* RECORDS FOR THE EXERCISE *
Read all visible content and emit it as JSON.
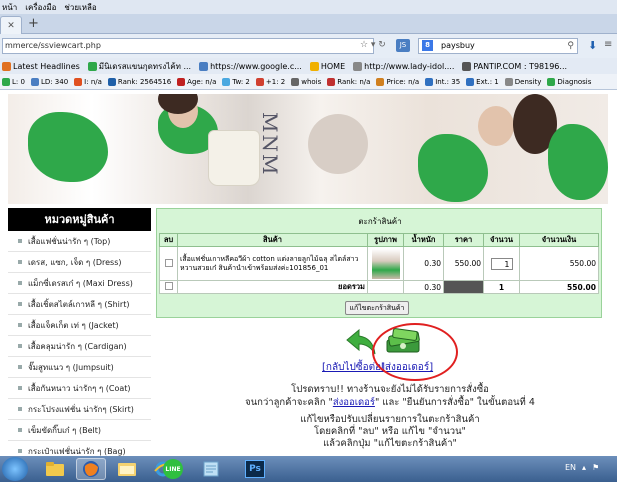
{
  "browser": {
    "menu": [
      "หน้า",
      "เครื่องมือ",
      "ช่วยเหลือ"
    ],
    "new_tab": "+",
    "url": "mmerce/ssviewcart.php",
    "js_badge": "JS",
    "search_value": "paysbuy",
    "bookmarks": [
      {
        "label": "Latest Headlines",
        "color": "#e07020"
      },
      {
        "label": "มีนิเดรสแขนกุดทรงไค้ท ...",
        "color": "#2fa84a"
      },
      {
        "label": "https://www.google.c...",
        "color": "#4a7ec2"
      },
      {
        "label": "HOME",
        "color": "#f0b000"
      },
      {
        "label": "http://www.lady-idol....",
        "color": "#888888"
      },
      {
        "label": "PANTIP.COM : T98196...",
        "color": "#555555"
      }
    ],
    "seo": [
      {
        "label": "L: 0",
        "color": "#2fa84a"
      },
      {
        "label": "LD: 340",
        "color": "#4a7ec2"
      },
      {
        "label": "I: n/a",
        "color": "#e05020"
      },
      {
        "label": "Rank: 2564516",
        "color": "#1e5fa8"
      },
      {
        "label": "Age: n/a",
        "color": "#c02020"
      },
      {
        "label": "Tw: 2",
        "color": "#4aa8e0"
      },
      {
        "label": "+1: 2",
        "color": "#d04030"
      },
      {
        "label": "whois",
        "color": "#666666"
      },
      {
        "label": "Rank: n/a",
        "color": "#c03030"
      },
      {
        "label": "Price: n/a",
        "color": "#d08020"
      },
      {
        "label": "Int.: 35",
        "color": "#3070c0"
      },
      {
        "label": "Ext.: 1",
        "color": "#3070c0"
      },
      {
        "label": "Density",
        "color": "#888888"
      },
      {
        "label": "Diagnosis",
        "color": "#2fa84a"
      }
    ]
  },
  "banner": {
    "mnm": "MNM"
  },
  "sidebar": {
    "title": "หมวดหมู่สินค้า",
    "items": [
      "เสื้อแฟชั่นน่ารัก ๆ (Top)",
      "เดรส, แซก, เจ็ด ๆ (Dress)",
      "แม็กซี่เดรสเก๋ ๆ (Maxi Dress)",
      "เสื้อเชิ้ตสไตล์เกาหลี ๆ (Shirt)",
      "เสื้อแจ็คเก็ต เท่ ๆ (Jacket)",
      "เสื้อคลุมน่ารัก ๆ (Cardigan)",
      "จั๊มสูทแนว ๆ (Jumpsuit)",
      "เสื้อกันหนาว น่ารักๆ ๆ (Coat)",
      "กระโปรงแฟชั่น น่ารักๆ (Skirt)",
      "เข็มขัดกิ๊บเก๋ ๆ (Belt)",
      "กระเป๋าแฟชั่นน่ารัก ๆ (Bag)"
    ]
  },
  "cart": {
    "title": "ตะกร้าสินค้า",
    "headers": [
      "ลบ",
      "สินค้า",
      "รูปภาพ",
      "น้ำหนัก",
      "ราคา",
      "จำนวน",
      "จำนวนเงิน"
    ],
    "item": {
      "name": "เสื้อแฟชั่นเกาหลีคอวีผ้า cotton แต่งลายลูกไม้ฉลุ สไตล์สาวหวานสวยเก๋ สินค้านำเข้าพร้อมส่งค่ะ101856_01",
      "weight": "0.30",
      "price": "550.00",
      "qty": "1",
      "total": "550.00"
    },
    "summary": {
      "label": "ยอดรวม",
      "weight": "0.30",
      "qty": "1",
      "total": "550.00"
    },
    "update_button": "แก้ไขตะกร้าสินค้า"
  },
  "actions": {
    "back_link": "[กลับไปซื้อต่อ]",
    "order_link": "[ส่งออเดอร์]"
  },
  "notice": {
    "line1": "โปรดทราบ!! ทางร้านจะยังไม่ได้รับรายการสั่งซื้อ",
    "line2_a": "จนกว่าลูกค้าจะคลิก \"",
    "line2_link": "ส่งออเดอร์",
    "line2_b": "\" และ \"ยืนยันการสั่งซื้อ\" ในขั้นตอนที่ 4",
    "line3": "แก้ไขหรือปรับเปลี่ยนรายการในตะกร้าสินค้า",
    "line4": "โดยคลิกที่ \"ลบ\" หรือ แก้ไข \"จำนวน\"",
    "line5": "แล้วคลิกปุ่ม \"แก้ไขตะกร้าสินค้า\""
  },
  "taskbar": {
    "ps_label": "Ps",
    "line_label": "LINE",
    "lang": "EN",
    "apps": [
      "folder-app",
      "firefox-app",
      "explorer-app",
      "ie-app",
      "line-app",
      "notes-app",
      "photoshop-app"
    ]
  }
}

* EXERCISE DIRECTIONS *
Will you restate every entry word for word and omit the images?

* COMPLETED EXERCISE *
Read all visible content and emit it as JSON.
{
  "browser": {
    "menu": [
      "หน้า",
      "เครื่องมือ",
      "ช่วยเหลือ"
    ],
    "new_tab": "+",
    "url": "mmerce/ssviewcart.php",
    "js_badge": "JS",
    "search_value": "paysbuy",
    "bookmarks": [
      {
        "label": "Latest Headlines",
        "color": "#e07020"
      },
      {
        "label": "มีนิเดรสแขนกุดทรงไค้ท ...",
        "color": "#2fa84a"
      },
      {
        "label": "https://www.google.c...",
        "color": "#4a7ec2"
      },
      {
        "label": "HOME",
        "color": "#f0b000"
      },
      {
        "label": "http://www.lady-idol....",
        "color": "#888888"
      },
      {
        "label": "PANTIP.COM : T98196...",
        "color": "#555555"
      }
    ],
    "seo": [
      {
        "label": "L: 0",
        "color": "#2fa84a"
      },
      {
        "label": "LD: 340",
        "color": "#4a7ec2"
      },
      {
        "label": "I: n/a",
        "color": "#e05020"
      },
      {
        "label": "Rank: 2564516",
        "color": "#1e5fa8"
      },
      {
        "label": "Age: n/a",
        "color": "#c02020"
      },
      {
        "label": "Tw: 2",
        "color": "#4aa8e0"
      },
      {
        "label": "+1: 2",
        "color": "#d04030"
      },
      {
        "label": "whois",
        "color": "#666666"
      },
      {
        "label": "Rank: n/a",
        "color": "#c03030"
      },
      {
        "label": "Price: n/a",
        "color": "#d08020"
      },
      {
        "label": "Int.: 35",
        "color": "#3070c0"
      },
      {
        "label": "Ext.: 1",
        "color": "#3070c0"
      },
      {
        "label": "Density",
        "color": "#888888"
      },
      {
        "label": "Diagnosis",
        "color": "#2fa84a"
      }
    ]
  },
  "banner": {
    "mnm": "MNM"
  },
  "sidebar": {
    "title": "หมวดหมู่สินค้า",
    "items": [
      "เสื้อแฟชั่นน่ารัก ๆ (Top)",
      "เดรส, แซก, เจ็ด ๆ (Dress)",
      "แม็กซี่เดรสเก๋ ๆ (Maxi Dress)",
      "เสื้อเชิ้ตสไตล์เกาหลี ๆ (Shirt)",
      "เสื้อแจ็คเก็ต เท่ ๆ (Jacket)",
      "เสื้อคลุมน่ารัก ๆ (Cardigan)",
      "จั๊มสูทแนว ๆ (Jumpsuit)",
      "เสื้อกันหนาว น่ารักๆ ๆ (Coat)",
      "กระโปรงแฟชั่น น่ารักๆ (Skirt)",
      "เข็มขัดกิ๊บเก๋ ๆ (Belt)",
      "กระเป๋าแฟชั่นน่ารัก ๆ (Bag)"
    ]
  },
  "cart": {
    "title": "ตะกร้าสินค้า",
    "headers": [
      "ลบ",
      "สินค้า",
      "รูปภาพ",
      "น้ำหนัก",
      "ราคา",
      "จำนวน",
      "จำนวนเงิน"
    ],
    "item": {
      "name": "เสื้อแฟชั่นเกาหลีคอวีผ้า cotton แต่งลายลูกไม้ฉลุ สไตล์สาวหวานสวยเก๋ สินค้านำเข้าพร้อมส่งค่ะ101856_01",
      "weight": "0.30",
      "price": "550.00",
      "qty": "1",
      "total": "550.00"
    },
    "summary": {
      "label": "ยอดรวม",
      "weight": "0.30",
      "qty": "1",
      "total": "550.00"
    },
    "update_button": "แก้ไขตะกร้าสินค้า"
  },
  "actions": {
    "back_link": "[กลับไปซื้อต่อ]",
    "order_link": "[ส่งออเดอร์]"
  },
  "notice": {
    "line1": "โปรดทราบ!! ทางร้านจะยังไม่ได้รับรายการสั่งซื้อ",
    "line2_a": "จนกว่าลูกค้าจะคลิก \"",
    "line2_link": "ส่งออเดอร์",
    "line2_b": "\" และ \"ยืนยันการสั่งซื้อ\" ในขั้นตอนที่ 4",
    "line3": "แก้ไขหรือปรับเปลี่ยนรายการในตะกร้าสินค้า",
    "line4": "โดยคลิกที่ \"ลบ\" หรือ แก้ไข \"จำนวน\"",
    "line5": "แล้วคลิกปุ่ม \"แก้ไขตะกร้าสินค้า\""
  },
  "taskbar": {
    "ps_label": "Ps",
    "line_label": "LINE",
    "lang": "EN",
    "apps": [
      "folder-app",
      "firefox-app",
      "explorer-app",
      "ie-app",
      "line-app",
      "notes-app",
      "photoshop-app"
    ]
  }
}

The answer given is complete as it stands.